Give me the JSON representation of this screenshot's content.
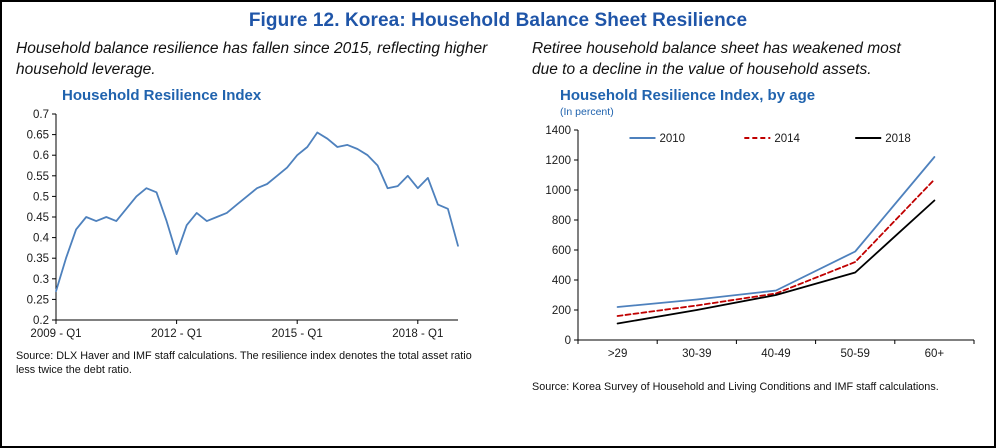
{
  "figure": {
    "title": "Figure 12. Korea: Household Balance Sheet Resilience"
  },
  "colors": {
    "figure_title": "#1F55A8",
    "chart_title": "#2063AE",
    "axis": "#000000",
    "line_blue": "#4E81BD",
    "line_red": "#C00000",
    "line_black": "#000000"
  },
  "left_panel": {
    "caption": "Household balance resilience has fallen since 2015, reflecting higher household leverage.",
    "chart_title": "Household Resilience Index",
    "source": "Source: DLX Haver and IMF staff calculations. The resilience index denotes the total asset ratio less twice the debt ratio."
  },
  "right_panel": {
    "caption": "Retiree household balance sheet has weakened most due to a decline in the value of household assets.",
    "chart_title": "Household Resilience Index, by age",
    "chart_subtitle": "(In percent)",
    "source": "Source: Korea Survey of Household and Living Conditions and IMF staff calculations."
  },
  "chart_data": [
    {
      "type": "line",
      "title": "Household Resilience Index",
      "x_mode": "index",
      "x_start": "2009 - Q1",
      "x_frequency": "quarterly",
      "x_tick_indices": [
        0,
        12,
        24,
        36
      ],
      "x_tick_labels": [
        "2009 - Q1",
        "2012 - Q1",
        "2015 - Q1",
        "2018 - Q1"
      ],
      "ylim": [
        0.2,
        0.7
      ],
      "y_tick_values": [
        0.2,
        0.25,
        0.3,
        0.35,
        0.4,
        0.45,
        0.5,
        0.55,
        0.6,
        0.65,
        0.7
      ],
      "y_tick_labels": [
        "0.2",
        "0.25",
        "0.3",
        "0.35",
        "0.4",
        "0.45",
        "0.5",
        "0.55",
        "0.6",
        "0.65",
        "0.7"
      ],
      "grid": false,
      "legend": {
        "show": false
      },
      "series": [
        {
          "name": "Resilience index",
          "color": "#4E81BD",
          "dash": "solid",
          "values": [
            0.27,
            0.35,
            0.42,
            0.45,
            0.44,
            0.45,
            0.44,
            0.47,
            0.5,
            0.52,
            0.51,
            0.44,
            0.36,
            0.43,
            0.46,
            0.44,
            0.45,
            0.46,
            0.48,
            0.5,
            0.52,
            0.53,
            0.55,
            0.57,
            0.6,
            0.62,
            0.655,
            0.64,
            0.62,
            0.625,
            0.615,
            0.6,
            0.575,
            0.52,
            0.525,
            0.55,
            0.52,
            0.545,
            0.48,
            0.47,
            0.38
          ]
        }
      ]
    },
    {
      "type": "line",
      "title": "Household Resilience Index, by age",
      "subtitle": "(In percent)",
      "x_mode": "band",
      "categories": [
        ">29",
        "30-39",
        "40-49",
        "50-59",
        "60+"
      ],
      "ylim": [
        0,
        1400
      ],
      "y_tick_values": [
        0,
        200,
        400,
        600,
        800,
        1000,
        1200,
        1400
      ],
      "y_tick_labels": [
        "0",
        "200",
        "400",
        "600",
        "800",
        "1000",
        "1200",
        "1400"
      ],
      "grid": false,
      "legend": {
        "show": true,
        "position": "top-inside"
      },
      "series": [
        {
          "name": "2010",
          "color": "#4E81BD",
          "dash": "solid",
          "values": [
            220,
            270,
            330,
            590,
            1220
          ]
        },
        {
          "name": "2014",
          "color": "#C00000",
          "dash": "dashed",
          "values": [
            160,
            230,
            310,
            520,
            1070
          ]
        },
        {
          "name": "2018",
          "color": "#000000",
          "dash": "solid",
          "values": [
            110,
            200,
            300,
            450,
            930
          ]
        }
      ]
    }
  ]
}
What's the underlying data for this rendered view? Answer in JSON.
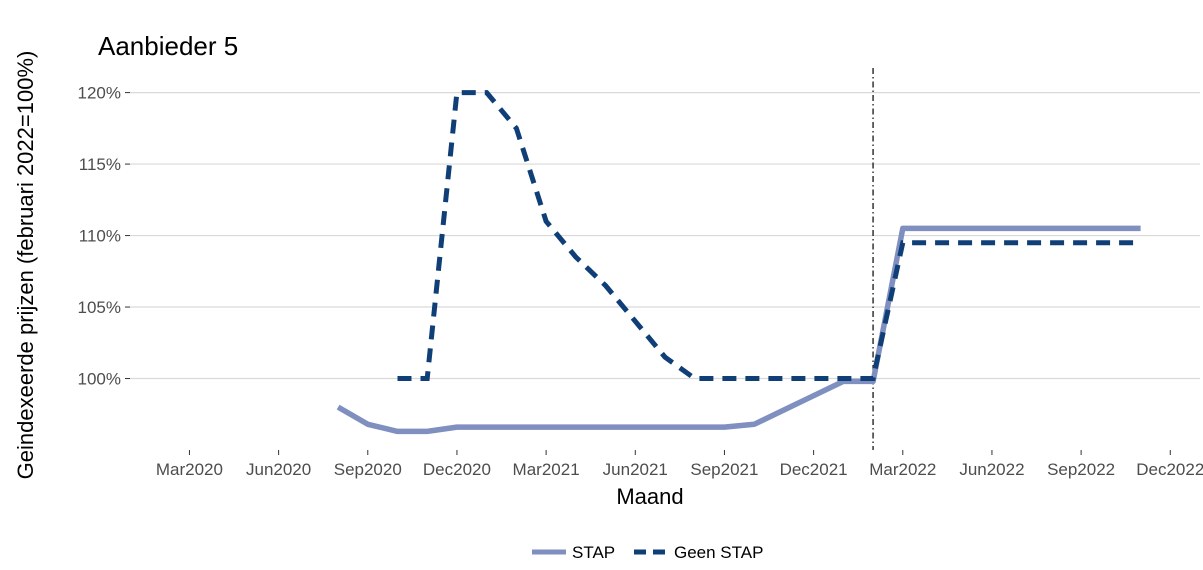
{
  "chart_data": {
    "type": "line",
    "title": "Aanbieder 5",
    "xlabel": "Maand",
    "ylabel": "Geindexeerde prijzen (februari 2022=100%)",
    "x_ticks": [
      "Mar2020",
      "Jun2020",
      "Sep2020",
      "Dec2020",
      "Mar2021",
      "Jun2021",
      "Sep2021",
      "Dec2021",
      "Mar2022",
      "Jun2022",
      "Sep2022",
      "Dec2022"
    ],
    "y_ticks": [
      "100%",
      "105%",
      "110%",
      "115%",
      "120%"
    ],
    "ylim": [
      95,
      122
    ],
    "xlim": [
      "2020-01",
      "2023-01"
    ],
    "reference_line": {
      "x": "2022-02",
      "style": "dotdash"
    },
    "grid": "horizontal",
    "legend_position": "bottom",
    "colors": {
      "STAP": "#7f8fbf",
      "Geen STAP": "#103f78"
    },
    "series": [
      {
        "name": "STAP",
        "style": "solid",
        "points": [
          [
            "2020-08",
            98.0
          ],
          [
            "2020-09",
            96.8
          ],
          [
            "2020-10",
            96.3
          ],
          [
            "2020-11",
            96.3
          ],
          [
            "2020-12",
            96.6
          ],
          [
            "2021-01",
            96.6
          ],
          [
            "2021-02",
            96.6
          ],
          [
            "2021-03",
            96.6
          ],
          [
            "2021-04",
            96.6
          ],
          [
            "2021-05",
            96.6
          ],
          [
            "2021-06",
            96.6
          ],
          [
            "2021-07",
            96.6
          ],
          [
            "2021-08",
            96.6
          ],
          [
            "2021-09",
            96.6
          ],
          [
            "2021-10",
            96.8
          ],
          [
            "2021-11",
            97.8
          ],
          [
            "2021-12",
            98.8
          ],
          [
            "2022-01",
            99.8
          ],
          [
            "2022-02",
            99.8
          ],
          [
            "2022-03",
            110.5
          ],
          [
            "2022-04",
            110.5
          ],
          [
            "2022-05",
            110.5
          ],
          [
            "2022-06",
            110.5
          ],
          [
            "2022-07",
            110.5
          ],
          [
            "2022-08",
            110.5
          ],
          [
            "2022-09",
            110.5
          ],
          [
            "2022-10",
            110.5
          ],
          [
            "2022-11",
            110.5
          ]
        ]
      },
      {
        "name": "Geen STAP",
        "style": "dashed",
        "points": [
          [
            "2020-10",
            100.0
          ],
          [
            "2020-11",
            100.0
          ],
          [
            "2020-12",
            120.0
          ],
          [
            "2021-01",
            120.0
          ],
          [
            "2021-02",
            117.5
          ],
          [
            "2021-03",
            111.0
          ],
          [
            "2021-04",
            108.5
          ],
          [
            "2021-05",
            106.5
          ],
          [
            "2021-06",
            104.0
          ],
          [
            "2021-07",
            101.5
          ],
          [
            "2021-08",
            100.0
          ],
          [
            "2021-09",
            100.0
          ],
          [
            "2021-10",
            100.0
          ],
          [
            "2021-11",
            100.0
          ],
          [
            "2021-12",
            100.0
          ],
          [
            "2022-01",
            100.0
          ],
          [
            "2022-02",
            100.0
          ],
          [
            "2022-03",
            109.5
          ],
          [
            "2022-04",
            109.5
          ],
          [
            "2022-05",
            109.5
          ],
          [
            "2022-06",
            109.5
          ],
          [
            "2022-07",
            109.5
          ],
          [
            "2022-08",
            109.5
          ],
          [
            "2022-09",
            109.5
          ],
          [
            "2022-10",
            109.5
          ],
          [
            "2022-11",
            109.5
          ]
        ]
      }
    ]
  }
}
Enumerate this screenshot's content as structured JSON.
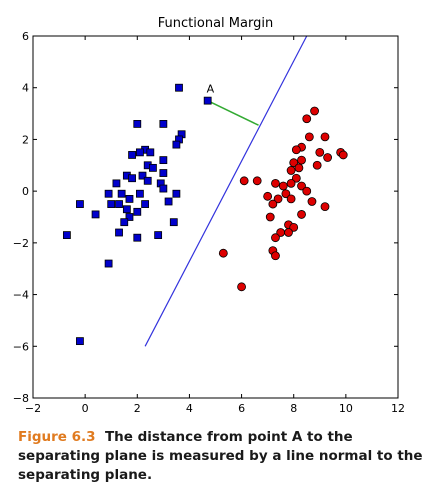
{
  "chart_data": {
    "type": "scatter",
    "title": "Functional Margin",
    "xlabel": "",
    "ylabel": "",
    "xlim": [
      -2,
      12
    ],
    "ylim": [
      -8,
      6
    ],
    "xticks": [
      -2,
      0,
      2,
      4,
      6,
      8,
      10,
      12
    ],
    "yticks": [
      -8,
      -6,
      -4,
      -2,
      0,
      2,
      4,
      6
    ],
    "grid": false,
    "series": [
      {
        "marker": "square",
        "color": "#0000cc",
        "points": [
          [
            3.6,
            4.0
          ],
          [
            4.7,
            3.5
          ],
          [
            2.0,
            2.6
          ],
          [
            3.0,
            2.6
          ],
          [
            3.7,
            2.2
          ],
          [
            3.6,
            2.0
          ],
          [
            3.5,
            1.8
          ],
          [
            2.3,
            1.6
          ],
          [
            2.1,
            1.5
          ],
          [
            2.5,
            1.5
          ],
          [
            1.8,
            1.4
          ],
          [
            3.0,
            1.2
          ],
          [
            2.4,
            1.0
          ],
          [
            2.6,
            0.9
          ],
          [
            3.0,
            0.7
          ],
          [
            2.2,
            0.6
          ],
          [
            1.6,
            0.6
          ],
          [
            1.8,
            0.5
          ],
          [
            2.4,
            0.4
          ],
          [
            1.2,
            0.3
          ],
          [
            2.9,
            0.3
          ],
          [
            3.0,
            0.1
          ],
          [
            0.9,
            -0.1
          ],
          [
            1.4,
            -0.1
          ],
          [
            2.1,
            -0.1
          ],
          [
            3.5,
            -0.1
          ],
          [
            1.7,
            -0.3
          ],
          [
            -0.2,
            -0.5
          ],
          [
            1.0,
            -0.5
          ],
          [
            1.3,
            -0.5
          ],
          [
            2.3,
            -0.5
          ],
          [
            3.2,
            -0.4
          ],
          [
            1.6,
            -0.7
          ],
          [
            2.0,
            -0.8
          ],
          [
            0.4,
            -0.9
          ],
          [
            1.7,
            -1.0
          ],
          [
            1.5,
            -1.2
          ],
          [
            3.4,
            -1.2
          ],
          [
            1.3,
            -1.6
          ],
          [
            2.8,
            -1.7
          ],
          [
            -0.7,
            -1.7
          ],
          [
            2.0,
            -1.8
          ],
          [
            0.9,
            -2.8
          ],
          [
            -0.2,
            -5.8
          ]
        ]
      },
      {
        "marker": "circle",
        "color": "#dd0000",
        "points": [
          [
            8.8,
            3.1
          ],
          [
            8.5,
            2.8
          ],
          [
            8.6,
            2.1
          ],
          [
            9.2,
            2.1
          ],
          [
            8.3,
            1.7
          ],
          [
            8.1,
            1.6
          ],
          [
            9.0,
            1.5
          ],
          [
            9.8,
            1.5
          ],
          [
            9.9,
            1.4
          ],
          [
            8.3,
            1.2
          ],
          [
            8.0,
            1.1
          ],
          [
            9.3,
            1.3
          ],
          [
            8.9,
            1.0
          ],
          [
            8.2,
            0.9
          ],
          [
            7.9,
            0.8
          ],
          [
            8.1,
            0.5
          ],
          [
            6.1,
            0.4
          ],
          [
            6.6,
            0.4
          ],
          [
            7.3,
            0.3
          ],
          [
            7.6,
            0.2
          ],
          [
            7.9,
            0.3
          ],
          [
            8.3,
            0.2
          ],
          [
            8.5,
            0.0
          ],
          [
            7.7,
            -0.1
          ],
          [
            7.0,
            -0.2
          ],
          [
            7.4,
            -0.3
          ],
          [
            7.9,
            -0.3
          ],
          [
            8.7,
            -0.4
          ],
          [
            7.2,
            -0.5
          ],
          [
            9.2,
            -0.6
          ],
          [
            7.1,
            -1.0
          ],
          [
            8.3,
            -0.9
          ],
          [
            7.8,
            -1.3
          ],
          [
            8.0,
            -1.4
          ],
          [
            7.5,
            -1.6
          ],
          [
            7.8,
            -1.6
          ],
          [
            7.3,
            -1.8
          ],
          [
            7.2,
            -2.3
          ],
          [
            5.3,
            -2.4
          ],
          [
            7.3,
            -2.5
          ],
          [
            6.0,
            -3.7
          ]
        ]
      }
    ],
    "separating_line": {
      "color": "#3333dd",
      "points": [
        [
          2.3,
          -6.0
        ],
        [
          8.5,
          6.0
        ]
      ]
    },
    "margin_segment": {
      "color": "#33aa33",
      "points": [
        [
          4.7,
          3.5
        ],
        [
          6.65,
          2.55
        ]
      ]
    },
    "annotations": [
      {
        "text": "A",
        "x": 4.7,
        "y": 3.5
      }
    ]
  },
  "caption": {
    "figure_label": "Figure 6.3",
    "text": "The distance from point A to the separating plane is measured by a line normal to the separating plane."
  }
}
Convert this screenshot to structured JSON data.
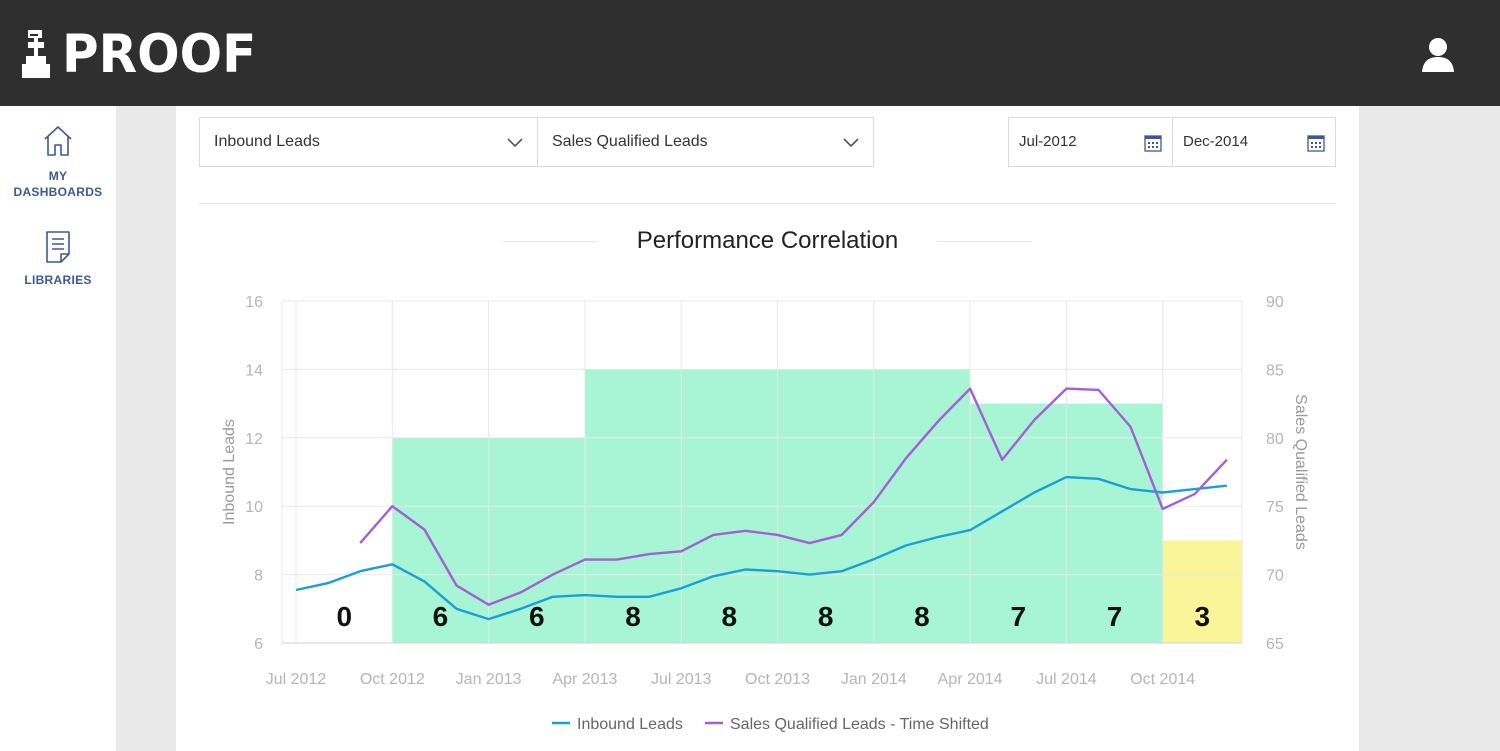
{
  "header": {
    "logo_text": "PROOF",
    "logo_icon": "chess-pawn-icon",
    "user_icon": "user-icon"
  },
  "sidebar": {
    "items": [
      {
        "label_line1": "MY",
        "label_line2": "DASHBOARDS",
        "icon": "home-icon"
      },
      {
        "label_line1": "LIBRARIES",
        "label_line2": "",
        "icon": "document-icon"
      }
    ]
  },
  "filters": {
    "metric_a": "Inbound Leads",
    "metric_b": "Sales Qualified Leads",
    "start_date": "Jul-2012",
    "end_date": "Dec-2014"
  },
  "colors": {
    "line_primary": "#1a9fd6",
    "line_secondary": "#a45ed6",
    "band_green": "#a8f5d6",
    "band_yellow": "#fbf59a"
  },
  "chart_data": {
    "type": "line",
    "title": "Performance Correlation",
    "ylabel": "Inbound Leads",
    "y2label": "Sales Qualified Leads",
    "ylim": [
      6,
      16
    ],
    "y2lim": [
      65,
      90
    ],
    "yticks": [
      6,
      8,
      10,
      12,
      14,
      16
    ],
    "y2ticks": [
      65,
      70,
      75,
      80,
      85,
      90
    ],
    "x_tick_labels": [
      "Jul 2012",
      "Oct 2012",
      "Jan 2013",
      "Apr 2013",
      "Jul 2013",
      "Oct 2013",
      "Jan 2014",
      "Apr 2014",
      "Jul 2014",
      "Oct 2014"
    ],
    "x": [
      "2012-07",
      "2012-08",
      "2012-09",
      "2012-10",
      "2012-11",
      "2012-12",
      "2013-01",
      "2013-02",
      "2013-03",
      "2013-04",
      "2013-05",
      "2013-06",
      "2013-07",
      "2013-08",
      "2013-09",
      "2013-10",
      "2013-11",
      "2013-12",
      "2014-01",
      "2014-02",
      "2014-03",
      "2014-04",
      "2014-05",
      "2014-06",
      "2014-07",
      "2014-08",
      "2014-09",
      "2014-10",
      "2014-11",
      "2014-12"
    ],
    "series": [
      {
        "name": "Inbound Leads",
        "axis": "left",
        "values": [
          7.55,
          7.75,
          8.1,
          8.3,
          7.8,
          7.0,
          6.7,
          7.0,
          7.35,
          7.4,
          7.35,
          7.35,
          7.6,
          7.95,
          8.15,
          8.1,
          8.0,
          8.1,
          8.45,
          8.85,
          9.1,
          9.3,
          9.85,
          10.4,
          10.85,
          10.8,
          10.5,
          10.4,
          10.5,
          10.6
        ]
      },
      {
        "name": "Sales Qualified Leads - Time Shifted",
        "axis": "right",
        "values": [
          null,
          null,
          72.3,
          75.0,
          73.3,
          69.2,
          67.8,
          68.7,
          70.0,
          71.1,
          71.1,
          71.5,
          71.7,
          72.9,
          73.2,
          72.9,
          72.3,
          72.9,
          75.3,
          78.5,
          81.2,
          83.6,
          78.4,
          81.3,
          83.6,
          83.5,
          80.8,
          74.8,
          75.9,
          78.4
        ]
      }
    ],
    "bands": [
      {
        "from": "2012-07",
        "to": "2012-10",
        "value": 0,
        "label": "0",
        "color": "green"
      },
      {
        "from": "2012-10",
        "to": "2013-01",
        "value": 12,
        "label": "6",
        "color": "green"
      },
      {
        "from": "2013-01",
        "to": "2013-04",
        "value": 12,
        "label": "6",
        "color": "green"
      },
      {
        "from": "2013-04",
        "to": "2013-07",
        "value": 14,
        "label": "8",
        "color": "green"
      },
      {
        "from": "2013-07",
        "to": "2013-10",
        "value": 14,
        "label": "8",
        "color": "green"
      },
      {
        "from": "2013-10",
        "to": "2014-01",
        "value": 14,
        "label": "8",
        "color": "green"
      },
      {
        "from": "2014-01",
        "to": "2014-04",
        "value": 14,
        "label": "8",
        "color": "green"
      },
      {
        "from": "2014-04",
        "to": "2014-07",
        "value": 13,
        "label": "7",
        "color": "green"
      },
      {
        "from": "2014-07",
        "to": "2014-10",
        "value": 13,
        "label": "7",
        "color": "green"
      },
      {
        "from": "2014-10",
        "to": "2015-01",
        "value": 9,
        "label": "3",
        "color": "yellow"
      }
    ],
    "legend": "bottom-center",
    "grid": true
  }
}
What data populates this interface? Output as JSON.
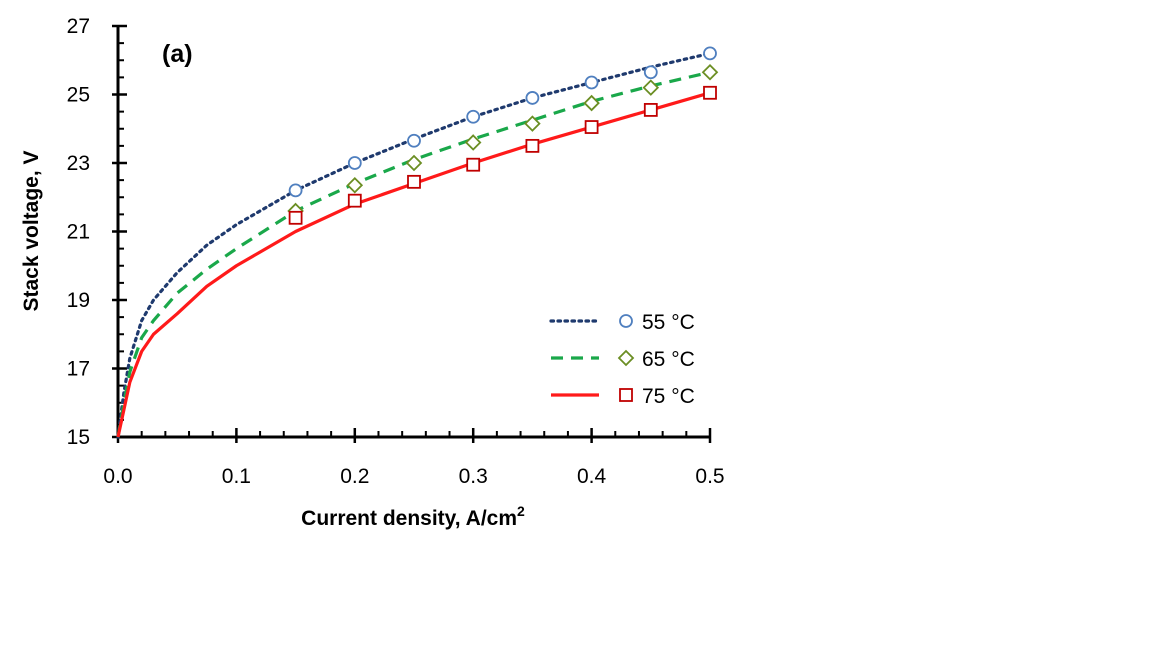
{
  "chart_data": {
    "type": "line",
    "panel_label": "(a)",
    "xlabel": "Current density, A/cm",
    "xlabel_sup": "2",
    "ylabel": "Stack voltage, V",
    "xlim": [
      0,
      0.5
    ],
    "ylim": [
      15,
      27
    ],
    "x_ticks": [
      "0.0",
      "0.1",
      "0.2",
      "0.3",
      "0.4",
      "0.5"
    ],
    "x_tick_values": [
      0,
      0.1,
      0.2,
      0.3,
      0.4,
      0.5
    ],
    "y_ticks": [
      "15",
      "17",
      "19",
      "21",
      "23",
      "25",
      "27"
    ],
    "y_tick_values": [
      15,
      17,
      19,
      21,
      23,
      25,
      27
    ],
    "grid": false,
    "legend_position": "right",
    "series": [
      {
        "name": "55 °C",
        "color": "#1f3a6e",
        "line_style": "dotted",
        "marker": "circle",
        "marker_color": "#4f7fbf",
        "line_x": [
          0,
          0.005,
          0.01,
          0.02,
          0.03,
          0.05,
          0.075,
          0.1,
          0.15,
          0.2,
          0.25,
          0.3,
          0.35,
          0.4,
          0.45,
          0.5
        ],
        "line_y": [
          15.0,
          16.3,
          17.3,
          18.4,
          19.0,
          19.8,
          20.6,
          21.2,
          22.2,
          23.0,
          23.7,
          24.35,
          24.9,
          25.35,
          25.8,
          26.2
        ],
        "points_x": [
          0.15,
          0.2,
          0.25,
          0.3,
          0.35,
          0.4,
          0.45,
          0.5
        ],
        "points_y": [
          22.2,
          23.0,
          23.65,
          24.35,
          24.9,
          25.35,
          25.65,
          26.2
        ]
      },
      {
        "name": "65 °C",
        "color": "#1aa84a",
        "line_style": "dashed",
        "marker": "diamond",
        "marker_color": "#6b8e23",
        "line_x": [
          0,
          0.005,
          0.01,
          0.02,
          0.03,
          0.05,
          0.075,
          0.1,
          0.15,
          0.2,
          0.25,
          0.3,
          0.35,
          0.4,
          0.45,
          0.5
        ],
        "line_y": [
          15.0,
          16.0,
          16.9,
          17.9,
          18.4,
          19.2,
          19.9,
          20.5,
          21.6,
          22.4,
          23.1,
          23.7,
          24.25,
          24.8,
          25.25,
          25.65
        ],
        "points_x": [
          0.15,
          0.2,
          0.25,
          0.3,
          0.35,
          0.4,
          0.45,
          0.5
        ],
        "points_y": [
          21.6,
          22.35,
          23.0,
          23.6,
          24.15,
          24.75,
          25.2,
          25.65
        ]
      },
      {
        "name": "75 °C",
        "color": "#ff1a1a",
        "line_style": "solid",
        "marker": "square",
        "marker_color": "#c00000",
        "line_x": [
          0,
          0.005,
          0.01,
          0.02,
          0.03,
          0.05,
          0.075,
          0.1,
          0.15,
          0.2,
          0.25,
          0.3,
          0.35,
          0.4,
          0.45,
          0.5
        ],
        "line_y": [
          15.0,
          15.8,
          16.6,
          17.5,
          18.0,
          18.6,
          19.4,
          20.0,
          21.0,
          21.8,
          22.4,
          23.0,
          23.55,
          24.05,
          24.55,
          25.05
        ],
        "points_x": [
          0.15,
          0.2,
          0.25,
          0.3,
          0.35,
          0.4,
          0.45,
          0.5
        ],
        "points_y": [
          21.4,
          21.9,
          22.45,
          22.95,
          23.5,
          24.05,
          24.55,
          25.05
        ]
      }
    ]
  }
}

● ● ● ● ● ● ●

__WHAT TO PRODUCE__
Count how many lines above include the word "Source" and answer with that figure only.

__ANSWER IN FULL__
2